__OBJECTIVE__.
Locate the line that contains "Extract all readable text from this page.". Print it and each following line through the end of the listing, verbatim, and nothing more.

Recorded data
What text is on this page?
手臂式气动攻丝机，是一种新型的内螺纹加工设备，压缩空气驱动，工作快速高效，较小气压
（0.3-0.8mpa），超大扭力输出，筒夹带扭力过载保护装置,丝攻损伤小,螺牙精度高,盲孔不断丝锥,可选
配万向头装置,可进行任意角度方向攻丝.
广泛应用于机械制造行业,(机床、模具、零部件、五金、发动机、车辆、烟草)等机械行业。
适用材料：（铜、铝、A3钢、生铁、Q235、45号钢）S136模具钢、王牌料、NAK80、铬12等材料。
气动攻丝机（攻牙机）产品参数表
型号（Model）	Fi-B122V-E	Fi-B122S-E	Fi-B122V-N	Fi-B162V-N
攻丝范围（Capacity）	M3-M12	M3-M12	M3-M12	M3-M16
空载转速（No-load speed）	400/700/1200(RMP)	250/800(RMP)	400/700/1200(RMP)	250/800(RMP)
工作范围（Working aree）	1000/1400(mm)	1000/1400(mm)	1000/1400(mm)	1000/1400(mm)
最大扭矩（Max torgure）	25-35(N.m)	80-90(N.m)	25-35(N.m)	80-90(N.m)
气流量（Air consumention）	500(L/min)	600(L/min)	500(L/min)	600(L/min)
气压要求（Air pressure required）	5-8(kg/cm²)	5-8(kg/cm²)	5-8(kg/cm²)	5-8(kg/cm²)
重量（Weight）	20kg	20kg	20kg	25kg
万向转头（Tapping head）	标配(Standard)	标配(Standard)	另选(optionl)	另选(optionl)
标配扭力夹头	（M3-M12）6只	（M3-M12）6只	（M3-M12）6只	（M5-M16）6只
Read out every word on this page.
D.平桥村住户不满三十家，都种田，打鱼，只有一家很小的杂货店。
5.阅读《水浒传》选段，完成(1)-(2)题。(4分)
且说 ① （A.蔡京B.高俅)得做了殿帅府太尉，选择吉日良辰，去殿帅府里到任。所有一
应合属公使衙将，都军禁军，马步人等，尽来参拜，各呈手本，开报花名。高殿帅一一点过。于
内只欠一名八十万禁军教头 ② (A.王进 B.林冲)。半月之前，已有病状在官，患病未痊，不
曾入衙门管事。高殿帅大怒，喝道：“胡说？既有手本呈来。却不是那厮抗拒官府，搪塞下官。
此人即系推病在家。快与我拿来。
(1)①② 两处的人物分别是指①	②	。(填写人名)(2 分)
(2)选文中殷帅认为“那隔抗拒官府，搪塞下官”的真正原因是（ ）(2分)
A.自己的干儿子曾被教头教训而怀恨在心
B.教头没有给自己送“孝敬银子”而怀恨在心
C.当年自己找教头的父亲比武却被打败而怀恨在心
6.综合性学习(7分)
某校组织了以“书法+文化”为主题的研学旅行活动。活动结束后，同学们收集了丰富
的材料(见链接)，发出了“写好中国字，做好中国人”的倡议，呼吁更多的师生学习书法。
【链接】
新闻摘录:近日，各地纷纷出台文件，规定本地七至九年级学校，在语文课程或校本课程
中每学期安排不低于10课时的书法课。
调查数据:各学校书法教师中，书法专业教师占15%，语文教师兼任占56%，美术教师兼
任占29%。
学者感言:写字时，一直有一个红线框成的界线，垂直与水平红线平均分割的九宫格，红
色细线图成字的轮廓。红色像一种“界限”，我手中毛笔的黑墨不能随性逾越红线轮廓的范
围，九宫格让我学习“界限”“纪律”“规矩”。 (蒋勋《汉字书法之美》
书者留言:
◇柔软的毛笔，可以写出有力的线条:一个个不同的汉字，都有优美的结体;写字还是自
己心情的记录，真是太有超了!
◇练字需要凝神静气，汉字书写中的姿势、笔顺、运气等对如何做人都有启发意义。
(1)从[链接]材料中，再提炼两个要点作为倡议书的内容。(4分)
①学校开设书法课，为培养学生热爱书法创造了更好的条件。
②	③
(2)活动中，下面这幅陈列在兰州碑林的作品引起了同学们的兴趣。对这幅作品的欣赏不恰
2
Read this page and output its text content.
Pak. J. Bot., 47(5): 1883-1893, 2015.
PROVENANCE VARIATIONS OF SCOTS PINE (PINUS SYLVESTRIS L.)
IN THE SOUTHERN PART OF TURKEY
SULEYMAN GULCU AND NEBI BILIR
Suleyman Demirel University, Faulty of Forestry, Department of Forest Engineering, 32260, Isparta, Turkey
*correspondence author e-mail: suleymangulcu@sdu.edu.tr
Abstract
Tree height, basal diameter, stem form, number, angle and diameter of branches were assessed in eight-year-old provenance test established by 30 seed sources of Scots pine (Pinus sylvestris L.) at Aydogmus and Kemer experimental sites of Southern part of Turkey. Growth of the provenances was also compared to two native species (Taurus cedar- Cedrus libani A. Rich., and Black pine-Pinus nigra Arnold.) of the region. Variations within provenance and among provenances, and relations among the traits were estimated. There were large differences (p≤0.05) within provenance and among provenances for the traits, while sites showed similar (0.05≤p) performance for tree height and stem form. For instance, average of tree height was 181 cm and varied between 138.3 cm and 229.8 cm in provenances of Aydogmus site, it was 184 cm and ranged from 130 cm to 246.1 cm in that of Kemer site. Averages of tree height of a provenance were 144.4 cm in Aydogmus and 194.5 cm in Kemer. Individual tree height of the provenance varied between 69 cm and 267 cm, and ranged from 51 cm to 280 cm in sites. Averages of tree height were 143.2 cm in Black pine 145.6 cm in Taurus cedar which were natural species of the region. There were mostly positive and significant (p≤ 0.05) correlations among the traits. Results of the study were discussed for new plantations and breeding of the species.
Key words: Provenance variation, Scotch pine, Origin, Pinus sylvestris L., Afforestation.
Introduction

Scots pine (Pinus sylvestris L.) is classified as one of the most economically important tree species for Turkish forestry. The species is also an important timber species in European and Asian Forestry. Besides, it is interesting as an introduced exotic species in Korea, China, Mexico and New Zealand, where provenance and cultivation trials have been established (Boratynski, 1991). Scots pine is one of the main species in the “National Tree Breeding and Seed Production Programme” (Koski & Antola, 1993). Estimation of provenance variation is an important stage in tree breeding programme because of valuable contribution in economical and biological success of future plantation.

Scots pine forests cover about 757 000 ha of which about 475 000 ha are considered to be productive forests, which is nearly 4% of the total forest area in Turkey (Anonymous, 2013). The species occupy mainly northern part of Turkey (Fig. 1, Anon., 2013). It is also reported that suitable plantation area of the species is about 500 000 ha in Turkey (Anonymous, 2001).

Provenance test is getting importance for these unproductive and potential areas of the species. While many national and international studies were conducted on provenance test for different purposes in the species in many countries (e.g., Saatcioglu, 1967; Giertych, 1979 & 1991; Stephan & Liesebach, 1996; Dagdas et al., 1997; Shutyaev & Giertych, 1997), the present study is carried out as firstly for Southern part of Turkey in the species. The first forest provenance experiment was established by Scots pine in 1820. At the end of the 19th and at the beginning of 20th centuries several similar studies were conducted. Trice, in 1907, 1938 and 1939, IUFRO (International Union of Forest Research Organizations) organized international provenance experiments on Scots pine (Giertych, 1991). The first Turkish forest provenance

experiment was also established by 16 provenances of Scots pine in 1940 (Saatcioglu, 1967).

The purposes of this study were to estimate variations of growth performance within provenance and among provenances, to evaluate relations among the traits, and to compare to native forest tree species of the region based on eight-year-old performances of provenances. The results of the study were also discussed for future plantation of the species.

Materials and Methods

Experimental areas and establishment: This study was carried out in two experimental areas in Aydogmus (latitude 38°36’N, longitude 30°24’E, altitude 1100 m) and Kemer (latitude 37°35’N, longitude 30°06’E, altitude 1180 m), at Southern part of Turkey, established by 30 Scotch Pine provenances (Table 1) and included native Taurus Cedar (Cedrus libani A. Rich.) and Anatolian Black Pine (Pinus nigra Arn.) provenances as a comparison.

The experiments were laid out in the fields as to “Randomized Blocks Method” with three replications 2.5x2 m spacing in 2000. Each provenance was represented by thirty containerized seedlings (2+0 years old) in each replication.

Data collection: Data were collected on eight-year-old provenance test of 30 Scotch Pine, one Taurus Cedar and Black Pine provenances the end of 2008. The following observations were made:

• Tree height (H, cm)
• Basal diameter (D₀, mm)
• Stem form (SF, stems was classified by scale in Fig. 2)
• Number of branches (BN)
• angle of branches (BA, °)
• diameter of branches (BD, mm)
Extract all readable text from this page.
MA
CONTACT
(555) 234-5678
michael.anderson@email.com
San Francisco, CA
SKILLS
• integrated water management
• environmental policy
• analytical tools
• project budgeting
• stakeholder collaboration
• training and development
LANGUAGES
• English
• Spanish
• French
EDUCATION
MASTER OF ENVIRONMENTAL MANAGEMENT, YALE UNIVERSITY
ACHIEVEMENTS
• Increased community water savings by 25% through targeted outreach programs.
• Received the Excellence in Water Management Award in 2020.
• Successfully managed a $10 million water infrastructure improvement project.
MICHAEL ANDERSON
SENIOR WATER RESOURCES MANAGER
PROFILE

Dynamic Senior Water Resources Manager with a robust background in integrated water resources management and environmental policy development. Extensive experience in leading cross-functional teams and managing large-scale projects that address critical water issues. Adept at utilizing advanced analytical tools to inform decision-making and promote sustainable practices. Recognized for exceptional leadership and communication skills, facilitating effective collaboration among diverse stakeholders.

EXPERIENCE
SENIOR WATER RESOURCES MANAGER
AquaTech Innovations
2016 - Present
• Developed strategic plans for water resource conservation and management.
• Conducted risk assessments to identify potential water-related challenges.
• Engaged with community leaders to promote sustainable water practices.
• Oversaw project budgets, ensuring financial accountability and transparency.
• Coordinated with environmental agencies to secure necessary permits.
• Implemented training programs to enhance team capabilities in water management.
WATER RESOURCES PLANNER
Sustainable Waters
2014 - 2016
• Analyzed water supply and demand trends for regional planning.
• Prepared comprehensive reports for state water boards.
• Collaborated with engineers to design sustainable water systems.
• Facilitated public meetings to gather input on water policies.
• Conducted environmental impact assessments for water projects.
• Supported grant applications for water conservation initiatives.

__WRITTEN RESPONSE__.
Extract all readable text from this page.
MA
CONTACT
(555) 234-5678
michael.anderson@email.com
San Francisco, CA
SKILLS
• integrated water management
• environmental policy
• analytical tools
• project budgeting
• stakeholder collaboration
• training and development
LANGUAGES
• English
• Spanish
• French
EDUCATION
MASTER OF ENVIRONMENTAL MANAGEMENT, YALE UNIVERSITY
ACHIEVEMENTS
• Increased community water savings by 25% through targeted outreach programs.
• Received the Excellence in Water Management Award in 2020.
• Successfully managed a $10 million water infrastructure improvement project.
MICHAEL ANDERSON
SENIOR WATER RESOURCES MANAGER
PROFILE

Dynamic Senior Water Resources Manager with a robust background in integrated water resources management and environmental policy development. Extensive experience in leading cross-functional teams and managing large-scale projects that address critical water issues. Adept at utilizing advanced analytical tools to inform decision-making and promote sustainable practices. Recognized for exceptional leadership and communication skills, facilitating effective collaboration among diverse stakeholders.

EXPERIENCE
SENIOR WATER RESOURCES MANAGER
AquaTech Innovations
2016 - Present
• Developed strategic plans for water resource conservation and management.
• Conducted risk assessments to identify potential water-related challenges.
• Engaged with community leaders to promote sustainable water practices.
• Oversaw project budgets, ensuring financial accountability and transparency.
• Coordinated with environmental agencies to secure necessary permits.
• Implemented training programs to enhance team capabilities in water management.
WATER RESOURCES PLANNER
Sustainable Waters
2014 - 2016
• Analyzed water supply and demand trends for regional planning.
• Prepared comprehensive reports for state water boards.
• Collaborated with engineers to design sustainable water systems.
• Facilitated public meetings to gather input on water policies.
• Conducted environmental impact assessments for water projects.
• Supported grant applications for water conservation initiatives.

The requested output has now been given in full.